> [Exercise instructions]
Report how many lines contain "应提请其调增账面利润", with no other words.

> [Listed entries]
-*-*-

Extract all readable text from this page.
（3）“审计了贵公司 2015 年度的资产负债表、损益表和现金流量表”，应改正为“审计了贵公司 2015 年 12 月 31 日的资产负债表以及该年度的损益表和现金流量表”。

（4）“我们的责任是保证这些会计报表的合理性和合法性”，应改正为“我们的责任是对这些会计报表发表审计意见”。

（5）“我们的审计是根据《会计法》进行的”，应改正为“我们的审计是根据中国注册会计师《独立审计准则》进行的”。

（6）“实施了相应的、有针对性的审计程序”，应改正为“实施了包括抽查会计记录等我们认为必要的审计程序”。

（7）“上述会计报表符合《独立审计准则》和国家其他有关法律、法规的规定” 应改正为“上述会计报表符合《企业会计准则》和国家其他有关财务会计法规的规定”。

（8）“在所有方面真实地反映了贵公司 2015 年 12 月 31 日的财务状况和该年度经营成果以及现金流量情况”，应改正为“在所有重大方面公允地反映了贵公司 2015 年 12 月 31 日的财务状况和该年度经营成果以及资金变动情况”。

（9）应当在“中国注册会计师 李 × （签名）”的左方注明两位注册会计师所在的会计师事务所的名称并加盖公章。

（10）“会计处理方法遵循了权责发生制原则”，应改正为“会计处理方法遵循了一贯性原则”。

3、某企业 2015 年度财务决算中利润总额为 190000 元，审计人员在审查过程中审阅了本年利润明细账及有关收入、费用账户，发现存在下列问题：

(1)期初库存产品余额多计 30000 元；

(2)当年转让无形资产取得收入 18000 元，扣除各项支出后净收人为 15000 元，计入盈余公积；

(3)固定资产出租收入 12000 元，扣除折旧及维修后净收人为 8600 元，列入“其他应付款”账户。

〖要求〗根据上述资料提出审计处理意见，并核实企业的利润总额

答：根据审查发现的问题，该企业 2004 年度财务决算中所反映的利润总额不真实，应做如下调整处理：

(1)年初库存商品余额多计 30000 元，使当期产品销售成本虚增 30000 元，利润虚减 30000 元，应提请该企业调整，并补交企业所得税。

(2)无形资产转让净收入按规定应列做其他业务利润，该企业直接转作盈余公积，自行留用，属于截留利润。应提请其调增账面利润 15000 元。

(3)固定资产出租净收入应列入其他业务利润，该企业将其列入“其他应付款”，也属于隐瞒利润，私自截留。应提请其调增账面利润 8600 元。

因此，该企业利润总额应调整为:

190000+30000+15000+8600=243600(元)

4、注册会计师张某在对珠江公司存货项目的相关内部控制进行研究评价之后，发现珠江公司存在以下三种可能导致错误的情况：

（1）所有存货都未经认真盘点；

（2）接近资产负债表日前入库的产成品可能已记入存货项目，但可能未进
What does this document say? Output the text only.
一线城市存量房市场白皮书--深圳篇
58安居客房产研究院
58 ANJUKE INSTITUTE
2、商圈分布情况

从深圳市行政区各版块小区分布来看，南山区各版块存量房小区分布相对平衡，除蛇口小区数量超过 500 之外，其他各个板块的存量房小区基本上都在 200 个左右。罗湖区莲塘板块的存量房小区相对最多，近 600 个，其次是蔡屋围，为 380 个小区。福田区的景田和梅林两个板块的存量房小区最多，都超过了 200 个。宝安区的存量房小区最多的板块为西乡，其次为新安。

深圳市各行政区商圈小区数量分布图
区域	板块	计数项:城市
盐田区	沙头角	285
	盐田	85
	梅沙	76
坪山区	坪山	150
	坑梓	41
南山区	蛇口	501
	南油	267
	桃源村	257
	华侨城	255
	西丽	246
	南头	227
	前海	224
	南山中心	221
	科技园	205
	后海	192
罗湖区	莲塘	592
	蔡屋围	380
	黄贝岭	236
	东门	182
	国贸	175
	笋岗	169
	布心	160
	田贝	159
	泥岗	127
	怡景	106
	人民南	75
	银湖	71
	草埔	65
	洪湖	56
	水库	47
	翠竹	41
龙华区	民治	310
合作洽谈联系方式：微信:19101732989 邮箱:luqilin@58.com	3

-*-*-

> [Response]
2